Rows from a figure dataset:
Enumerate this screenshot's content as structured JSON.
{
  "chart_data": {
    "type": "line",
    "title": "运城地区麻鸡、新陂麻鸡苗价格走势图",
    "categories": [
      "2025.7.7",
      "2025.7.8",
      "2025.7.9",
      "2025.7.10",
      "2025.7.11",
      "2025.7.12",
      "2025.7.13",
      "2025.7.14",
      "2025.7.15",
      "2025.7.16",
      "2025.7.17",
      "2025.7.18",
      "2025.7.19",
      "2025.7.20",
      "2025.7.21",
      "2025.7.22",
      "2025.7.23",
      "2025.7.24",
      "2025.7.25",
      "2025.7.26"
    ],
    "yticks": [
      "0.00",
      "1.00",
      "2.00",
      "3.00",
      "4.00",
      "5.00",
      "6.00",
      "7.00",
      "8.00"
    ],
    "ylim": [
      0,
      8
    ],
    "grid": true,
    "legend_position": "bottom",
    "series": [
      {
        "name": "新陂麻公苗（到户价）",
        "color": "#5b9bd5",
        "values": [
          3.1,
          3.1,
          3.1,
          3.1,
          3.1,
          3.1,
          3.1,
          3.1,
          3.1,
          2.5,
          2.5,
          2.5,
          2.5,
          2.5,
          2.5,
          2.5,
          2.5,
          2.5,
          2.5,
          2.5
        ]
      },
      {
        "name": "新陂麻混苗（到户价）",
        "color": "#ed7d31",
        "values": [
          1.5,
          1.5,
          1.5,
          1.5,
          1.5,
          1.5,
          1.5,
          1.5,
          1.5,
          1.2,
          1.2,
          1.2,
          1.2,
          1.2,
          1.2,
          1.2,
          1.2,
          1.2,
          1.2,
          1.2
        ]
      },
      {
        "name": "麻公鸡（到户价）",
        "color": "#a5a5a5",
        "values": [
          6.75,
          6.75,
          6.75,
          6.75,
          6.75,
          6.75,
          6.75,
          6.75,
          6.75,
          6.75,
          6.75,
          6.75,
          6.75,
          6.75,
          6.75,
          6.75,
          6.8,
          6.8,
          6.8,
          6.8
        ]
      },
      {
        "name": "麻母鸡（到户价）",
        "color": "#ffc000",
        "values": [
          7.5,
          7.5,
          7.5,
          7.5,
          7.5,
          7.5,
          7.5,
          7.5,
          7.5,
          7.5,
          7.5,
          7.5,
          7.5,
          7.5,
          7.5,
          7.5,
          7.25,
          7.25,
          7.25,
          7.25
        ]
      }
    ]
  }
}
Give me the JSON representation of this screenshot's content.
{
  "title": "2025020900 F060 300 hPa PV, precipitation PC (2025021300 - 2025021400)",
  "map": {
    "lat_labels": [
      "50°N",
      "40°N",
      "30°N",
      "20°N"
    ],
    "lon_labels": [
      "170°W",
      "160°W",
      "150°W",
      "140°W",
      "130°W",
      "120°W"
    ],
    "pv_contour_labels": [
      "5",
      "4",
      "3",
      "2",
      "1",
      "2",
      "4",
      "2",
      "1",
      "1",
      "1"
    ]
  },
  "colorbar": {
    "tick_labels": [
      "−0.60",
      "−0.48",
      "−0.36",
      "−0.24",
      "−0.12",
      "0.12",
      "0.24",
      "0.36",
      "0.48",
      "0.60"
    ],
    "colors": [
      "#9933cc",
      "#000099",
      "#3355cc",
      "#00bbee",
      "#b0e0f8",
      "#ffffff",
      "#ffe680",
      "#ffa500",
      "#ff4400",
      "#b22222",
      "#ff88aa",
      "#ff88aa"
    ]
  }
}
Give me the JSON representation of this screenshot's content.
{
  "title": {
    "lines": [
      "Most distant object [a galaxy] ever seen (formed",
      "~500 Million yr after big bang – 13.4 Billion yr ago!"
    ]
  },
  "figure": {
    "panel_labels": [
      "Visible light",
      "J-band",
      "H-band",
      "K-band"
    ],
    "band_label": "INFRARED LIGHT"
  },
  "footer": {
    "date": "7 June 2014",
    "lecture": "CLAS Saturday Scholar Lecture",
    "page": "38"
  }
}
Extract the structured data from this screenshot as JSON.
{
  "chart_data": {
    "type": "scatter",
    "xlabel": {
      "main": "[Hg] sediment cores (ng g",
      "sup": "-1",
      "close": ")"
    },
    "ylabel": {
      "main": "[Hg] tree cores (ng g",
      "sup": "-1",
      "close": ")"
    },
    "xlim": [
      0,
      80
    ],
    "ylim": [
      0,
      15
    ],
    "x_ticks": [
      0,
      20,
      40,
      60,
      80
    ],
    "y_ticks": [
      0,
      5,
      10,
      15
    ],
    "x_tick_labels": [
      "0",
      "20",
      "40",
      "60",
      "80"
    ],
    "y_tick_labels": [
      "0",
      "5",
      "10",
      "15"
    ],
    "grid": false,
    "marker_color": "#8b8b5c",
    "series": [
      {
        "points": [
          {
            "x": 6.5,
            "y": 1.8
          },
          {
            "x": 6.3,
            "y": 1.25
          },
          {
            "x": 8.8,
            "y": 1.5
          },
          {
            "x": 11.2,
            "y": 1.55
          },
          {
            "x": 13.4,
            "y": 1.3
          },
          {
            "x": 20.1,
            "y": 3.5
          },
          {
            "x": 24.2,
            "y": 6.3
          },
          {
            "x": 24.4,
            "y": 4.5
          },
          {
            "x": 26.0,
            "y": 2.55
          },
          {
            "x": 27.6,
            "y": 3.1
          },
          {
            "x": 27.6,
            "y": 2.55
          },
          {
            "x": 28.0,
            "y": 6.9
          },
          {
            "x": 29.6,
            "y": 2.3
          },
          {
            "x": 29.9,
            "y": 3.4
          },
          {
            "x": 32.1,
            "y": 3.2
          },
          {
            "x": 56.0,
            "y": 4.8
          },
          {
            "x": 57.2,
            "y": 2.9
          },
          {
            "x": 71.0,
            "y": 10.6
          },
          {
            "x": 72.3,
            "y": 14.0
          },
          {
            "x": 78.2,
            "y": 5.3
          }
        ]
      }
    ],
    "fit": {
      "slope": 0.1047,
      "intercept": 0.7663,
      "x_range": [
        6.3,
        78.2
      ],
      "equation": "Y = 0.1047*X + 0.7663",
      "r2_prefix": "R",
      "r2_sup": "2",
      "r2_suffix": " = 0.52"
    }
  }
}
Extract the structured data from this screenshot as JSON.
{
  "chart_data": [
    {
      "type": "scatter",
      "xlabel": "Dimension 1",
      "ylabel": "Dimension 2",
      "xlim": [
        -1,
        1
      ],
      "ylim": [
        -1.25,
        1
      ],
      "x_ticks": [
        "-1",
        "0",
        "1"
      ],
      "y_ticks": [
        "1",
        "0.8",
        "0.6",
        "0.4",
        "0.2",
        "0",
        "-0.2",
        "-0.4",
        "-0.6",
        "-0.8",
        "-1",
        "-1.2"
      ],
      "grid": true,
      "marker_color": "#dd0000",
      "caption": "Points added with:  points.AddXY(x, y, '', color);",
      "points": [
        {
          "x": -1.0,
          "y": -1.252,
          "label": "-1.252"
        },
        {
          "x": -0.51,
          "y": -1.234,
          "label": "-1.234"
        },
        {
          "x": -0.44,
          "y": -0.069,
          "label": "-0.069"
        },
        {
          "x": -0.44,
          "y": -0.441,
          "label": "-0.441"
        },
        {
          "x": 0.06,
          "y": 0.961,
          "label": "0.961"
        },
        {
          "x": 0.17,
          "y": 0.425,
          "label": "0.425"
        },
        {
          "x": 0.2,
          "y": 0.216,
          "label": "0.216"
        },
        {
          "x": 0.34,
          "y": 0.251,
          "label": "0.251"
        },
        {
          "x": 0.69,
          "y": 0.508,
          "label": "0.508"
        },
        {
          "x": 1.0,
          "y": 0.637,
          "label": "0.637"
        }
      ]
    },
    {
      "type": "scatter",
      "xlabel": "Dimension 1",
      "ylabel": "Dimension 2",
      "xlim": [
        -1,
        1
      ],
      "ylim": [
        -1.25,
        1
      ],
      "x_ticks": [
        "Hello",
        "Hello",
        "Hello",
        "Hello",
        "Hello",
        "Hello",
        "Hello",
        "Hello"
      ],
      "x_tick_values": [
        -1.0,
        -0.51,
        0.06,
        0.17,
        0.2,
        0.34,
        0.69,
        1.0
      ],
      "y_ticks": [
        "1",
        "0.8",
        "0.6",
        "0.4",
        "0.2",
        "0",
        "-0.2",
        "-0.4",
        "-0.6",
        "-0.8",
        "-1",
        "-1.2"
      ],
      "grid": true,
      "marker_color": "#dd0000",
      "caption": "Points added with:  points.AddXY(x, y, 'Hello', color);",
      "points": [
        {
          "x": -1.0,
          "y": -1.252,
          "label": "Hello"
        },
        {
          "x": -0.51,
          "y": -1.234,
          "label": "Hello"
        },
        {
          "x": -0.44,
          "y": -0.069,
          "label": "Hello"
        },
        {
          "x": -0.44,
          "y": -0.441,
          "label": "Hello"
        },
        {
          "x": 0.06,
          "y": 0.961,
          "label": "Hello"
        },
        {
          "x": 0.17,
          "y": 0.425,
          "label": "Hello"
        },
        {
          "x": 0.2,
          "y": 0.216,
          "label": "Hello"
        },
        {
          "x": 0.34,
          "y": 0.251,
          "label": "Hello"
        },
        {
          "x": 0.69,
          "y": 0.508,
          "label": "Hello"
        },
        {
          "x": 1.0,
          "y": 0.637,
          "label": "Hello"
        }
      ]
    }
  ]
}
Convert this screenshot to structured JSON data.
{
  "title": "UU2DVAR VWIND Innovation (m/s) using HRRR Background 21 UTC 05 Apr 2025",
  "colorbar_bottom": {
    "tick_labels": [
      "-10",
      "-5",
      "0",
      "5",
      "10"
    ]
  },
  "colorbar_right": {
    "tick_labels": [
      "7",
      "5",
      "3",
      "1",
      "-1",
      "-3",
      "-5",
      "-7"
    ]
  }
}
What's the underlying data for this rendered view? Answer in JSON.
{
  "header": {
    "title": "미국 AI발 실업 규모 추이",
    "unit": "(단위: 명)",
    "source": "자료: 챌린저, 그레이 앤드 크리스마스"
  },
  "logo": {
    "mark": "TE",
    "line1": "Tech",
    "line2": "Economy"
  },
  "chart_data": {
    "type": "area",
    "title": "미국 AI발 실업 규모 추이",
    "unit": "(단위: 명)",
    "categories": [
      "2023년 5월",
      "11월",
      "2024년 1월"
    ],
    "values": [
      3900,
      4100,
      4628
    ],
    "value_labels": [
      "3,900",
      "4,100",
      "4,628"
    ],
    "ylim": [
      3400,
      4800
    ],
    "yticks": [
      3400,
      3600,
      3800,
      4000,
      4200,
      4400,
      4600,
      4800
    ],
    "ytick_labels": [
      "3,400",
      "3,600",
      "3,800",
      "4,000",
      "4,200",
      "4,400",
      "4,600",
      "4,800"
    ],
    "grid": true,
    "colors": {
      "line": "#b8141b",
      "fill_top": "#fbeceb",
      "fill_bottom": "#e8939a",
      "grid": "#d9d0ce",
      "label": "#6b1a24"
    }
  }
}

• **Given exercise**: Each line with the string "points" in it needs to be found and copied.

• **Exercise result**:
        "points": [
      "caption": "Points added with:  points.AddXY(x, y, '', color);",
      "points": [
      "caption": "Points added with:  points.AddXY(x, y, 'Hello', color);",
      "points": [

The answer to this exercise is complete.